ABOUT THIS EXERCISE >> What you return should be the complete data below, word for word, with no pictures in it.

[Stored data entries]
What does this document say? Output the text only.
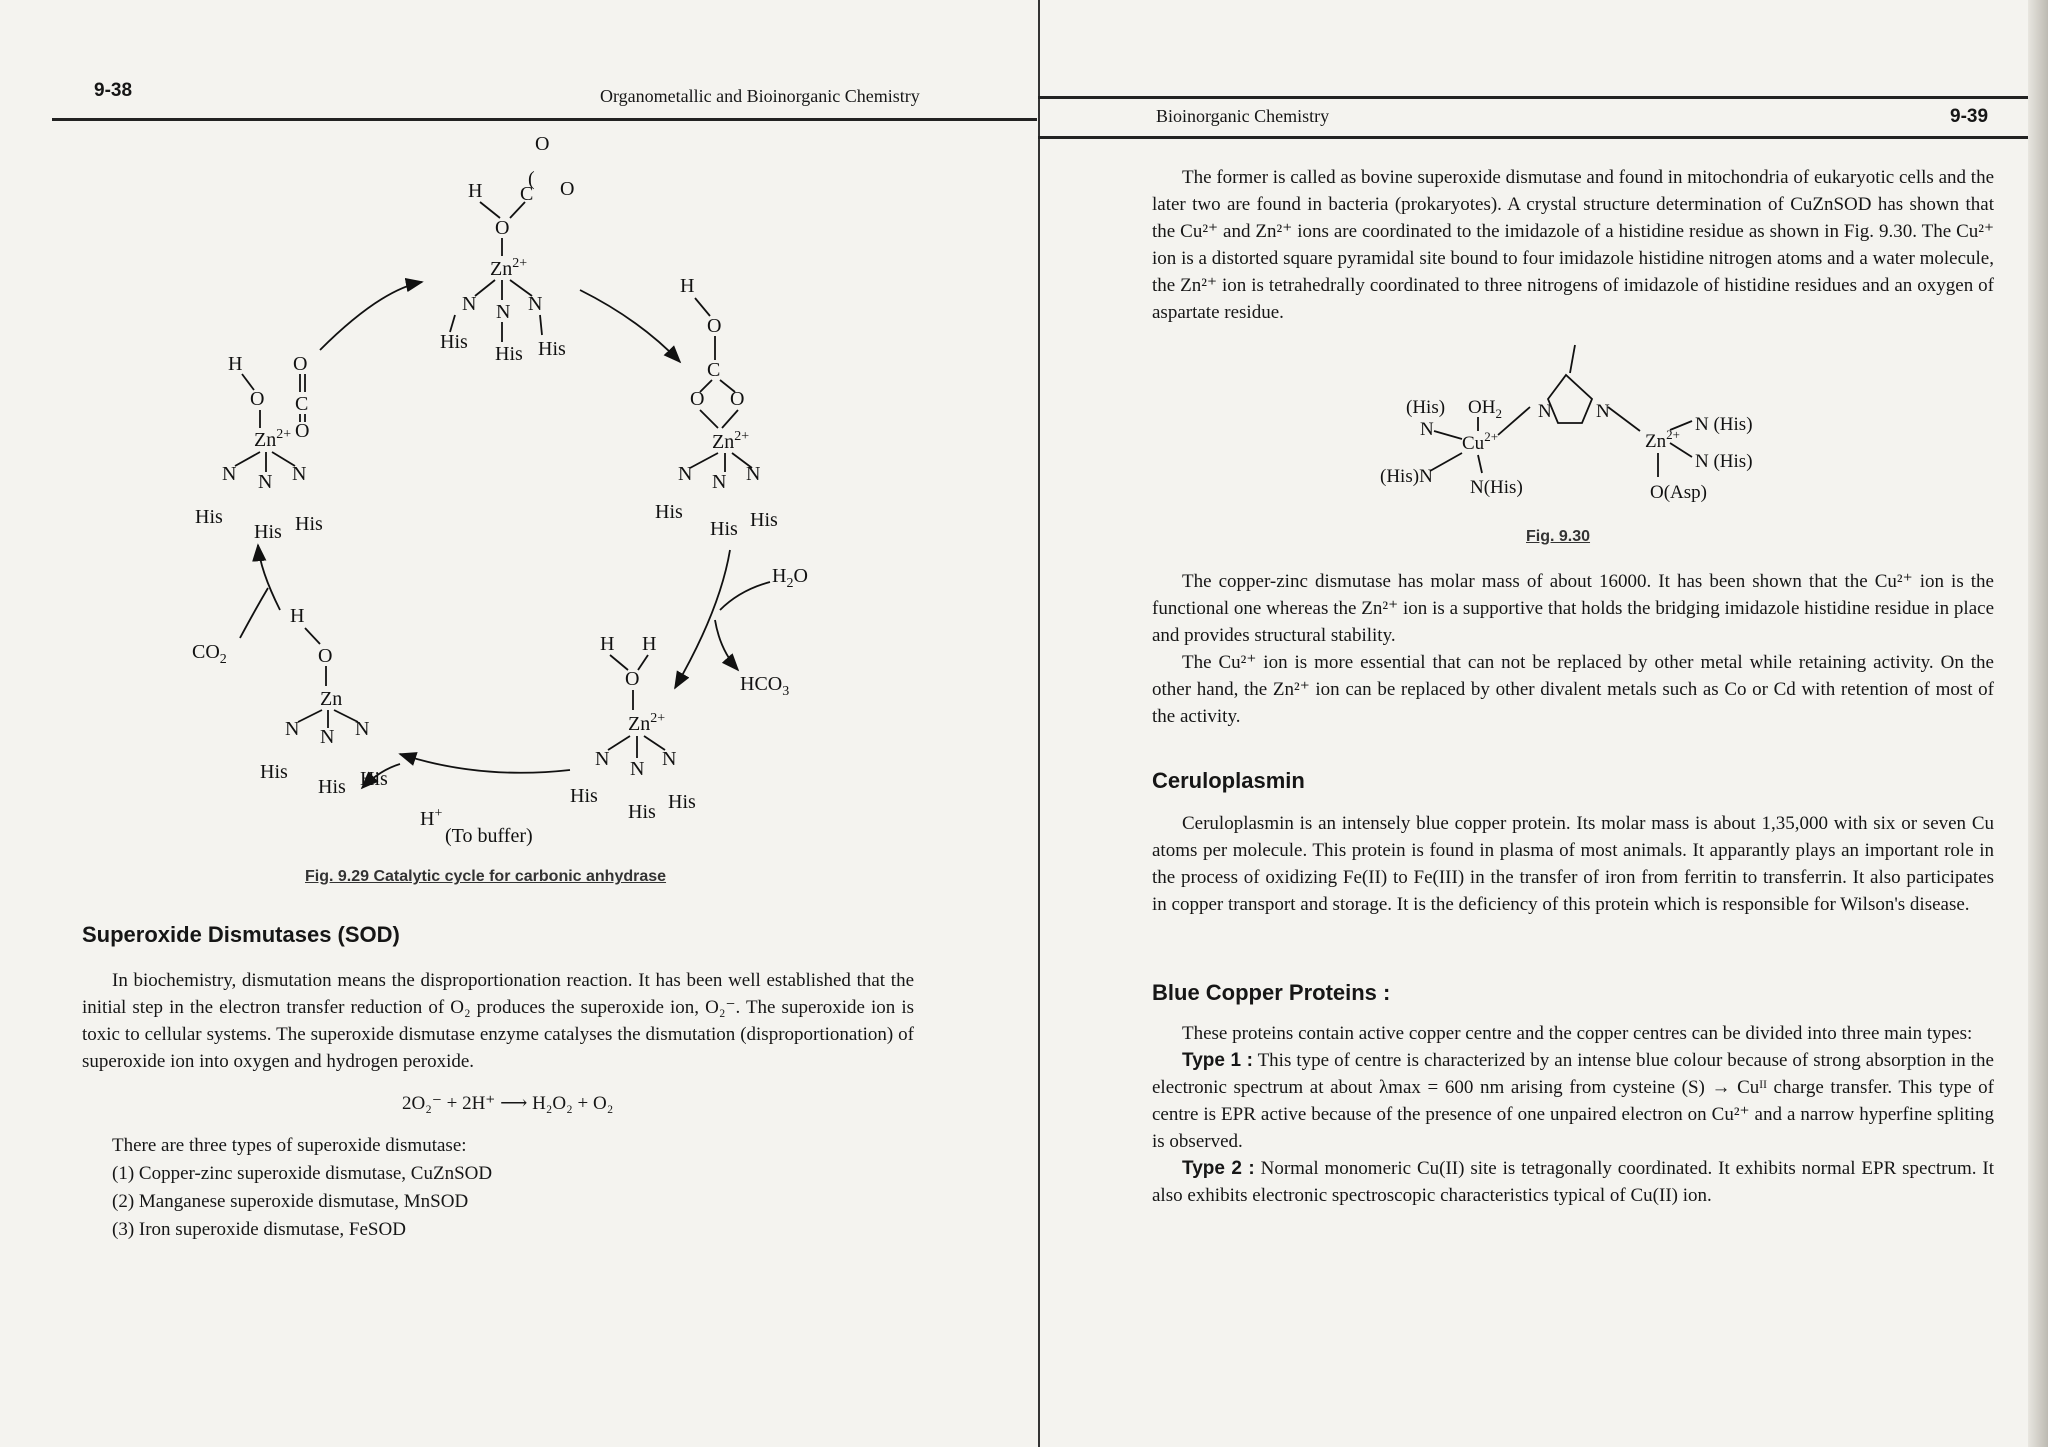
9-38	Organometallic and Bioinorganic Chemistry
Bioinorganic Chemistry	9-39
O
(
C O
H
O
$Zn^{2+}$
N N N
His
His His
H
O
C
O O
$Zn^{2+}$
N N N
His
His His
O
C
O
H
O
$Zn^{2+}$
N N N
His
His His
H
O
Zn
N N N
His
His His
$CO_2$
H H
O
$Zn^{2+}$
N N N
His
His His
$H_2O$
$HCO_3$
H+
(To buffer)
Fig. 9.29 Catalytic cycle for carbonic anhydrase
Superoxide Dismutases (SOD)

In biochemistry, dismutation means the disproportionation reaction. It has been well established that the initial step in the electron transfer reduction of O₂ produces the superoxide ion, O₂⁻. The superoxide ion is toxic to cellular systems. The superoxide dismutase enzyme catalyses the dismutation (disproportionation) of superoxide ion into oxygen and hydrogen peroxide.

2O₂⁻ + 2H⁺ ⟶ H₂O₂ + O₂
There are three types of superoxide dismutase:
(1) Copper-zinc superoxide dismutase, CuZnSOD
(2) Manganese superoxide dismutase, MnSOD
(3) Iron superoxide dismutase, FeSOD

The former is called as bovine superoxide dismutase and found in mitochondria of eukaryotic cells and the later two are found in bacteria (prokaryotes). A crystal structure determination of CuZnSOD has shown that the Cu²⁺ and Zn²⁺ ions are coordinated to the imidazole of a histidine residue as shown in Fig. 9.30. The Cu²⁺ ion is a distorted square pyramidal site bound to four imidazole histidine nitrogen atoms and a water molecule, the Zn²⁺ ion is tetrahedrally coordinated to three nitrogens of imidazole of histidine residues and an oxygen of aspartate residue.

(His) $OH_2$
N
$Cu^{2+}$
(His)N
N(His)
N N
$Zn^{2+}$ N (His)
N (His)
O(Asp)
Fig. 9.30

The copper-zinc dismutase has molar mass of about 16000. It has been shown that the Cu²⁺ ion is the functional one whereas the Zn²⁺ ion is a supportive that holds the bridging imidazole histidine residue in place and provides structural stability.

The Cu²⁺ ion is more essential that can not be replaced by other metal while retaining activity. On the other hand, the Zn²⁺ ion can be replaced by other divalent metals such as Co or Cd with retention of most of the activity.

Ceruloplasmin

Ceruloplasmin is an intensely blue copper protein. Its molar mass is about 1,35,000 with six or seven Cu atoms per molecule. This protein is found in plasma of most animals. It apparantly plays an important role in the process of oxidizing Fe(II) to Fe(III) in the transfer of iron from ferritin to transferrin. It also participates in copper transport and storage. It is the deficiency of this protein which is responsible for Wilson's disease.

Blue Copper Proteins :

These proteins contain active copper centre and the copper centres can be divided into three main types:

Type 1 : This type of centre is characterized by an intense blue colour because of strong absorption in the electronic spectrum at about λmax = 600 nm arising from cysteine (S) → Cuᴵᴵ charge transfer. This type of centre is EPR active because of the presence of one unpaired electron on Cu²⁺ and a narrow hyperfine spliting is observed.

Type 2 : Normal monomeric Cu(II) site is tetragonally coordinated. It exhibits normal EPR spectrum. It also exhibits electronic spectroscopic characteristics typical of Cu(II) ion.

TASK OUTPUT >>
What does this document say? Output the text only.
9-38	Organometallic and Bioinorganic Chemistry
Bioinorganic Chemistry	9-39
O
(
C O
H
O
$Zn^{2+}$
N N N
His
His His
H
O
C
O O
$Zn^{2+}$
N N N
His
His His
O
C
O
H
O
$Zn^{2+}$
N N N
His
His His
H
O
Zn
N N N
His
His His
$CO_2$
H H
O
$Zn^{2+}$
N N N
His
His His
$H_2O$
$HCO_3$
H+
(To buffer)
Fig. 9.29 Catalytic cycle for carbonic anhydrase
Superoxide Dismutases (SOD)

In biochemistry, dismutation means the disproportionation reaction. It has been well established that the initial step in the electron transfer reduction of O₂ produces the superoxide ion, O₂⁻. The superoxide ion is toxic to cellular systems. The superoxide dismutase enzyme catalyses the dismutation (disproportionation) of superoxide ion into oxygen and hydrogen peroxide.

2O₂⁻ + 2H⁺ ⟶ H₂O₂ + O₂
There are three types of superoxide dismutase:
(1) Copper-zinc superoxide dismutase, CuZnSOD
(2) Manganese superoxide dismutase, MnSOD
(3) Iron superoxide dismutase, FeSOD

The former is called as bovine superoxide dismutase and found in mitochondria of eukaryotic cells and the later two are found in bacteria (prokaryotes). A crystal structure determination of CuZnSOD has shown that the Cu²⁺ and Zn²⁺ ions are coordinated to the imidazole of a histidine residue as shown in Fig. 9.30. The Cu²⁺ ion is a distorted square pyramidal site bound to four imidazole histidine nitrogen atoms and a water molecule, the Zn²⁺ ion is tetrahedrally coordinated to three nitrogens of imidazole of histidine residues and an oxygen of aspartate residue.

(His) $OH_2$
N
$Cu^{2+}$
(His)N
N(His)
N N
$Zn^{2+}$ N (His)
N (His)
O(Asp)
Fig. 9.30

The copper-zinc dismutase has molar mass of about 16000. It has been shown that the Cu²⁺ ion is the functional one whereas the Zn²⁺ ion is a supportive that holds the bridging imidazole histidine residue in place and provides structural stability.

The Cu²⁺ ion is more essential that can not be replaced by other metal while retaining activity. On the other hand, the Zn²⁺ ion can be replaced by other divalent metals such as Co or Cd with retention of most of the activity.

Ceruloplasmin

Ceruloplasmin is an intensely blue copper protein. Its molar mass is about 1,35,000 with six or seven Cu atoms per molecule. This protein is found in plasma of most animals. It apparantly plays an important role in the process of oxidizing Fe(II) to Fe(III) in the transfer of iron from ferritin to transferrin. It also participates in copper transport and storage. It is the deficiency of this protein which is responsible for Wilson's disease.

Blue Copper Proteins :

These proteins contain active copper centre and the copper centres can be divided into three main types:

Type 1 : This type of centre is characterized by an intense blue colour because of strong absorption in the electronic spectrum at about λmax = 600 nm arising from cysteine (S) → Cuᴵᴵ charge transfer. This type of centre is EPR active because of the presence of one unpaired electron on Cu²⁺ and a narrow hyperfine spliting is observed.

Type 2 : Normal monomeric Cu(II) site is tetragonally coordinated. It exhibits normal EPR spectrum. It also exhibits electronic spectroscopic characteristics typical of Cu(II) ion.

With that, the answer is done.